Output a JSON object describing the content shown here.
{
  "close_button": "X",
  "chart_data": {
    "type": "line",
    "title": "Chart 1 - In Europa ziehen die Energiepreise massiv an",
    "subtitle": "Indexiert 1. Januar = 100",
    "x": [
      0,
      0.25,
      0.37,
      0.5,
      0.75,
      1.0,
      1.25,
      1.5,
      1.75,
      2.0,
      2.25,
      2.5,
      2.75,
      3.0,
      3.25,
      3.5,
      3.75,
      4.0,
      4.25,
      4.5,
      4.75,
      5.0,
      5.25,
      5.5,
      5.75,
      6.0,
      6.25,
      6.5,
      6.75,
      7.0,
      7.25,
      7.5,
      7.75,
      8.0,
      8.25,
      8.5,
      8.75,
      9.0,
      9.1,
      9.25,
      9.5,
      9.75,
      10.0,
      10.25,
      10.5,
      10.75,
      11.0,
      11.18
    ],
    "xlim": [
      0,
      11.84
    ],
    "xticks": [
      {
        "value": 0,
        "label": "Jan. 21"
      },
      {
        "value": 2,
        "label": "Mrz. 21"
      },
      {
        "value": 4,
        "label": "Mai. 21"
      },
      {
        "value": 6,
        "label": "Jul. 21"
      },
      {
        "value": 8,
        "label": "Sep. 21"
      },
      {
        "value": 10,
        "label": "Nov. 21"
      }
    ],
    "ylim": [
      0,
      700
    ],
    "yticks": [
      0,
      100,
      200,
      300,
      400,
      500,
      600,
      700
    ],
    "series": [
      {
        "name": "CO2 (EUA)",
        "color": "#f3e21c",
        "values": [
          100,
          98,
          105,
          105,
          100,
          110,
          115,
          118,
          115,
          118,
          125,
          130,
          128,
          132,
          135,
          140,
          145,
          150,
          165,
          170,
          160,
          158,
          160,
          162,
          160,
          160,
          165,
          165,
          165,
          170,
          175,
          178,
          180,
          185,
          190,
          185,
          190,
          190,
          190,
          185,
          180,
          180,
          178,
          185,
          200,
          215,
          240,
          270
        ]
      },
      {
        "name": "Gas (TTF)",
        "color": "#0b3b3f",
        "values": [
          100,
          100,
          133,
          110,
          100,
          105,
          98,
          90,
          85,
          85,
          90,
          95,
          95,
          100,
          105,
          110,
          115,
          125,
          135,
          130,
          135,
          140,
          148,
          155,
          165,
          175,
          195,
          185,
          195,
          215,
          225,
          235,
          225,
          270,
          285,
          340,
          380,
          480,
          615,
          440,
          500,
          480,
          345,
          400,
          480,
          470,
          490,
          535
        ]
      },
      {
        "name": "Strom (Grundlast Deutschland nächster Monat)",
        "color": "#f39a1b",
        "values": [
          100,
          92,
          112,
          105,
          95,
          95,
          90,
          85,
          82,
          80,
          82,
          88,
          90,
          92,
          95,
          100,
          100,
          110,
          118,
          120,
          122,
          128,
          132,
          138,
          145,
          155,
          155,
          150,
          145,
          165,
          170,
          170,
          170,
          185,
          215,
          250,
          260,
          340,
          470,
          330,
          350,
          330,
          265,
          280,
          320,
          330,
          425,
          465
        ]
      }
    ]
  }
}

• What this task involves:
Output all of the material exactly as written.

• Complete answer:
Output a JSON object describing the content shown here.
{
  "close_button": "X",
  "chart_data": {
    "type": "line",
    "title": "Chart 1 - In Europa ziehen die Energiepreise massiv an",
    "subtitle": "Indexiert 1. Januar = 100",
    "x": [
      0,
      0.25,
      0.37,
      0.5,
      0.75,
      1.0,
      1.25,
      1.5,
      1.75,
      2.0,
      2.25,
      2.5,
      2.75,
      3.0,
      3.25,
      3.5,
      3.75,
      4.0,
      4.25,
      4.5,
      4.75,
      5.0,
      5.25,
      5.5,
      5.75,
      6.0,
      6.25,
      6.5,
      6.75,
      7.0,
      7.25,
      7.5,
      7.75,
      8.0,
      8.25,
      8.5,
      8.75,
      9.0,
      9.1,
      9.25,
      9.5,
      9.75,
      10.0,
      10.25,
      10.5,
      10.75,
      11.0,
      11.18
    ],
    "xlim": [
      0,
      11.84
    ],
    "xticks": [
      {
        "value": 0,
        "label": "Jan. 21"
      },
      {
        "value": 2,
        "label": "Mrz. 21"
      },
      {
        "value": 4,
        "label": "Mai. 21"
      },
      {
        "value": 6,
        "label": "Jul. 21"
      },
      {
        "value": 8,
        "label": "Sep. 21"
      },
      {
        "value": 10,
        "label": "Nov. 21"
      }
    ],
    "ylim": [
      0,
      700
    ],
    "yticks": [
      0,
      100,
      200,
      300,
      400,
      500,
      600,
      700
    ],
    "series": [
      {
        "name": "CO2 (EUA)",
        "color": "#f3e21c",
        "values": [
          100,
          98,
          105,
          105,
          100,
          110,
          115,
          118,
          115,
          118,
          125,
          130,
          128,
          132,
          135,
          140,
          145,
          150,
          165,
          170,
          160,
          158,
          160,
          162,
          160,
          160,
          165,
          165,
          165,
          170,
          175,
          178,
          180,
          185,
          190,
          185,
          190,
          190,
          190,
          185,
          180,
          180,
          178,
          185,
          200,
          215,
          240,
          270
        ]
      },
      {
        "name": "Gas (TTF)",
        "color": "#0b3b3f",
        "values": [
          100,
          100,
          133,
          110,
          100,
          105,
          98,
          90,
          85,
          85,
          90,
          95,
          95,
          100,
          105,
          110,
          115,
          125,
          135,
          130,
          135,
          140,
          148,
          155,
          165,
          175,
          195,
          185,
          195,
          215,
          225,
          235,
          225,
          270,
          285,
          340,
          380,
          480,
          615,
          440,
          500,
          480,
          345,
          400,
          480,
          470,
          490,
          535
        ]
      },
      {
        "name": "Strom (Grundlast Deutschland nächster Monat)",
        "color": "#f39a1b",
        "values": [
          100,
          92,
          112,
          105,
          95,
          95,
          90,
          85,
          82,
          80,
          82,
          88,
          90,
          92,
          95,
          100,
          100,
          110,
          118,
          120,
          122,
          128,
          132,
          138,
          145,
          155,
          155,
          150,
          145,
          165,
          170,
          170,
          170,
          185,
          215,
          250,
          260,
          340,
          470,
          330,
          350,
          330,
          265,
          280,
          320,
          330,
          425,
          465
        ]
      }
    ]
  }
}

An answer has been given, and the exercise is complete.